==== THE INPUT

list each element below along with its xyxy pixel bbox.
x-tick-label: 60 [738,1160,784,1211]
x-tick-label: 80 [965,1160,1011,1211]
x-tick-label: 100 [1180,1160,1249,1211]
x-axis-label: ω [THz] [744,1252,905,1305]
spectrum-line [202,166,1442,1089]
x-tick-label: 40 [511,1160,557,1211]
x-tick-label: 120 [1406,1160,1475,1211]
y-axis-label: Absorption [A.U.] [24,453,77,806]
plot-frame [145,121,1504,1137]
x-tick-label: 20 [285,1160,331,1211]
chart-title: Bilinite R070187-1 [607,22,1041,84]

========

--- PROBLEM ---
Write out every line of the listing above, with no changes.

--- ANSWER TO THIS EXERCISE ---
list each element below along with its xyxy pixel bbox.
x-tick-label: 60 [738,1160,784,1211]
x-tick-label: 80 [965,1160,1011,1211]
x-tick-label: 100 [1180,1160,1249,1211]
x-axis-label: ω [THz] [744,1252,905,1305]
spectrum-line [202,166,1442,1089]
x-tick-label: 40 [511,1160,557,1211]
x-tick-label: 120 [1406,1160,1475,1211]
y-axis-label: Absorption [A.U.] [24,453,77,806]
plot-frame [145,121,1504,1137]
x-tick-label: 20 [285,1160,331,1211]
chart-title: Bilinite R070187-1 [607,22,1041,84]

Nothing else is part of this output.